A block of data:
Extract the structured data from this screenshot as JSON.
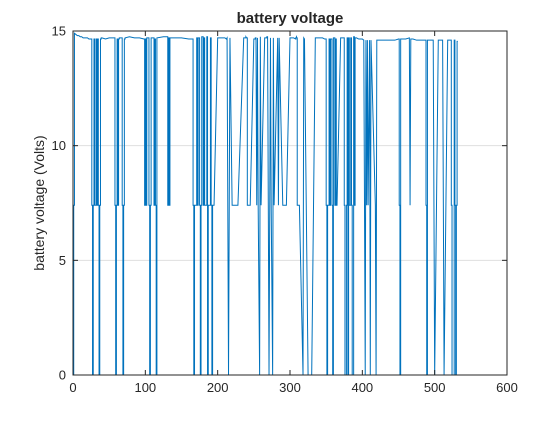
{
  "chart_data": {
    "type": "line",
    "title": "battery voltage",
    "xlabel": "",
    "ylabel": "battery voltage (Volts)",
    "xlim": [
      0,
      600
    ],
    "ylim": [
      0,
      15
    ],
    "xticks": [
      0,
      100,
      200,
      300,
      400,
      500,
      600
    ],
    "yticks": [
      0,
      5,
      10,
      15
    ],
    "grid": true,
    "series_color": "#0072bd",
    "grid_color": "#dfdfdf",
    "axis_color": "#262626",
    "series": [
      {
        "x": [
          0,
          1,
          1,
          2,
          2,
          4,
          6,
          8,
          10,
          12,
          14,
          16,
          18,
          20,
          22,
          24,
          26,
          26,
          27,
          27,
          28,
          28,
          29,
          29,
          30,
          30,
          31,
          32,
          32,
          33,
          33,
          34,
          34,
          35,
          35,
          36,
          36,
          37,
          37,
          38,
          38,
          39,
          39,
          40,
          45,
          50,
          55,
          58,
          58,
          59,
          59,
          60,
          60,
          61,
          61,
          62,
          62,
          63,
          63,
          64,
          64,
          68,
          68,
          69,
          69,
          70,
          70,
          71,
          71,
          72,
          72,
          78,
          85,
          92,
          98,
          99,
          99,
          100,
          100,
          101,
          101,
          102,
          102,
          105,
          105,
          106,
          106,
          107,
          107,
          108,
          108,
          112,
          112,
          113,
          113,
          114,
          114,
          115,
          115,
          116,
          116,
          125,
          130,
          131,
          131,
          132,
          132,
          133,
          133,
          134,
          134,
          140,
          150,
          160,
          165,
          166,
          166,
          167,
          167,
          168,
          168,
          171,
          171,
          172,
          172,
          173,
          173,
          175,
          175,
          176,
          176,
          177,
          177,
          178,
          178,
          180,
          180,
          181,
          181,
          182,
          182,
          185,
          185,
          186,
          186,
          187,
          187,
          190,
          190,
          191,
          191,
          192,
          192,
          193,
          193,
          195,
          200,
          205,
          210,
          212,
          212,
          213,
          213,
          214,
          214,
          215,
          215,
          216,
          216,
          217,
          217,
          220,
          228,
          236,
          239,
          239,
          240,
          240,
          241,
          241,
          245,
          250,
          252,
          252,
          253,
          253,
          254,
          254,
          255,
          255,
          256,
          256,
          258,
          258,
          259,
          259,
          260,
          260,
          265,
          268,
          268,
          269,
          269,
          270,
          270,
          271,
          271,
          272,
          272,
          273,
          273,
          274,
          274,
          276,
          276,
          277,
          277,
          278,
          278,
          283,
          283,
          284,
          284,
          285,
          285,
          290,
          295,
          300,
          305,
          308,
          308,
          309,
          309,
          310,
          310,
          313,
          318,
          318,
          319,
          319,
          320,
          320,
          325,
          330,
          335,
          340,
          345,
          348,
          348,
          349,
          349,
          350,
          350,
          351,
          351,
          352,
          352,
          354,
          354,
          355,
          355,
          356,
          356,
          358,
          358,
          359,
          359,
          360,
          360,
          362,
          362,
          363,
          363,
          364,
          364,
          365,
          370,
          374,
          374,
          375,
          375,
          376,
          376,
          378,
          378,
          379,
          379,
          380,
          380,
          381,
          381,
          382,
          382,
          384,
          384,
          385,
          385,
          386,
          386,
          388,
          388,
          389,
          389,
          390,
          390,
          392,
          395,
          400,
          402,
          402,
          403,
          403,
          404,
          404,
          405,
          405,
          406,
          406,
          407,
          407,
          408,
          408,
          410,
          410,
          411,
          411,
          412,
          412,
          418,
          418,
          419,
          419,
          420,
          420,
          425,
          430,
          435,
          440,
          445,
          450,
          451,
          451,
          452,
          452,
          453,
          453,
          460,
          465,
          465,
          466,
          466,
          467,
          467,
          470,
          475,
          480,
          485,
          488,
          488,
          489,
          489,
          490,
          490,
          495,
          498,
          498,
          499,
          499,
          500,
          500,
          505,
          510,
          511,
          511,
          512,
          512,
          513,
          513,
          518,
          522,
          522,
          523,
          523,
          524,
          524,
          527,
          527,
          528,
          528,
          529,
          529,
          530,
          530,
          531,
          531,
          532
        ],
        "y": [
          0,
          0,
          7.4,
          7.4,
          14.9,
          14.85,
          14.8,
          14.8,
          14.75,
          14.75,
          14.7,
          14.7,
          14.7,
          14.7,
          14.65,
          14.65,
          14.65,
          7.4,
          7.4,
          0,
          0,
          7.4,
          7.4,
          14.65,
          14.65,
          7.4,
          7.4,
          7.4,
          14.65,
          14.65,
          7.4,
          7.4,
          14.65,
          14.65,
          7.4,
          7.4,
          0,
          0,
          7.4,
          7.4,
          14.65,
          14.65,
          14.7,
          14.7,
          14.65,
          14.7,
          14.7,
          14.7,
          7.4,
          7.4,
          0,
          0,
          7.4,
          7.4,
          14.65,
          14.65,
          7.4,
          7.4,
          14.65,
          14.65,
          14.7,
          14.7,
          7.4,
          7.4,
          0,
          0,
          7.4,
          7.4,
          14.65,
          14.65,
          14.7,
          14.75,
          14.7,
          14.7,
          14.65,
          14.65,
          7.4,
          7.4,
          14.65,
          14.65,
          7.4,
          7.4,
          14.7,
          14.7,
          7.4,
          7.4,
          0,
          0,
          7.4,
          7.4,
          14.7,
          14.7,
          7.4,
          7.4,
          14.65,
          14.65,
          7.4,
          7.4,
          0,
          0,
          14.7,
          14.75,
          14.75,
          14.75,
          7.4,
          7.4,
          14.7,
          14.7,
          7.4,
          7.4,
          14.7,
          14.7,
          14.7,
          14.65,
          14.65,
          14.65,
          7.4,
          7.4,
          0,
          0,
          7.4,
          7.4,
          14.7,
          14.7,
          7.4,
          7.4,
          14.7,
          14.7,
          7.4,
          7.4,
          0,
          0,
          7.4,
          7.4,
          14.75,
          14.75,
          7.4,
          7.4,
          14.7,
          14.7,
          7.4,
          7.4,
          14.75,
          14.75,
          0,
          0,
          7.4,
          7.4,
          14.7,
          14.7,
          7.4,
          7.4,
          0,
          0,
          7.4,
          7.4,
          14.7,
          14.7,
          14.7,
          14.65,
          14.65,
          14.7,
          14.7,
          7.4,
          7.4,
          0,
          0,
          7.4,
          7.4,
          14.7,
          14.7,
          7.4,
          7.4,
          14.7,
          14.7,
          14.75,
          14.7,
          14.7,
          14.7,
          7.4,
          7.4,
          14.65,
          14.65,
          14.7,
          14.7,
          14.7,
          7.4,
          7.4,
          14.7,
          14.7,
          7.4,
          7.4,
          0,
          0,
          14.75,
          14.75,
          7.4,
          7.4,
          14.7,
          14.7,
          14.75,
          14.75,
          14.75,
          7.4,
          7.4,
          0,
          0,
          7.4,
          7.4,
          14.7,
          14.7,
          7.4,
          7.4,
          0,
          0,
          14.7,
          14.7,
          7.4,
          7.4,
          14.7,
          14.7,
          7.4,
          7.4,
          14.7,
          14.7,
          7.4,
          7.4,
          14.7,
          14.7,
          14.65,
          14.7,
          14.75,
          14.7,
          14.7,
          7.4,
          7.4,
          0,
          0,
          14.7,
          14.7,
          14.65,
          14.65,
          0,
          0,
          14.7,
          14.7,
          14.7,
          14.65,
          14.65,
          14.65,
          14.65,
          14.65,
          7.4,
          7.4,
          0,
          0,
          7.4,
          7.4,
          14.65,
          14.65,
          7.4,
          7.4,
          14.65,
          14.65,
          7.4,
          7.4,
          0,
          0,
          14.7,
          14.7,
          7.4,
          7.4,
          14.65,
          14.65,
          7.4,
          7.4,
          14.7,
          14.7,
          14.7,
          14.7,
          7.4,
          7.4,
          0,
          0,
          7.4,
          7.4,
          14.7,
          14.7,
          0,
          0,
          14.7,
          14.7,
          7.4,
          7.4,
          14.7,
          14.7,
          7.4,
          7.4,
          0,
          0,
          14.75,
          14.75,
          7.4,
          7.4,
          14.7,
          14.7,
          14.65,
          14.65,
          14.6,
          14.6,
          7.4,
          7.4,
          0,
          0,
          14.6,
          14.6,
          7.4,
          7.4,
          14.6,
          14.6,
          7.4,
          7.4,
          14.6,
          14.6,
          0,
          0,
          14.6,
          14.6,
          7.4,
          7.4,
          0,
          0,
          14.6,
          14.6,
          14.6,
          14.6,
          14.6,
          14.6,
          14.6,
          14.65,
          14.65,
          7.4,
          7.4,
          0,
          0,
          14.65,
          14.65,
          14.7,
          14.7,
          7.4,
          7.4,
          14.65,
          14.65,
          14.65,
          14.6,
          14.6,
          14.6,
          14.6,
          7.4,
          7.4,
          0,
          0,
          14.6,
          14.6,
          14.6,
          14.6,
          7.4,
          7.4,
          0,
          0,
          14.6,
          14.6,
          14.6,
          14.6,
          7.4,
          7.4,
          0,
          0,
          14.6,
          14.6,
          14.6,
          14.6,
          7.4,
          7.4,
          0,
          0,
          14.6,
          14.6,
          7.4,
          7.4,
          0,
          0,
          7.4,
          7.4,
          14.55,
          14.55
        ]
      }
    ]
  }
}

_Stated task_.
Across the data above, how many lines include the word "battery"? Give only the count.

_Answer to the exercise_.
2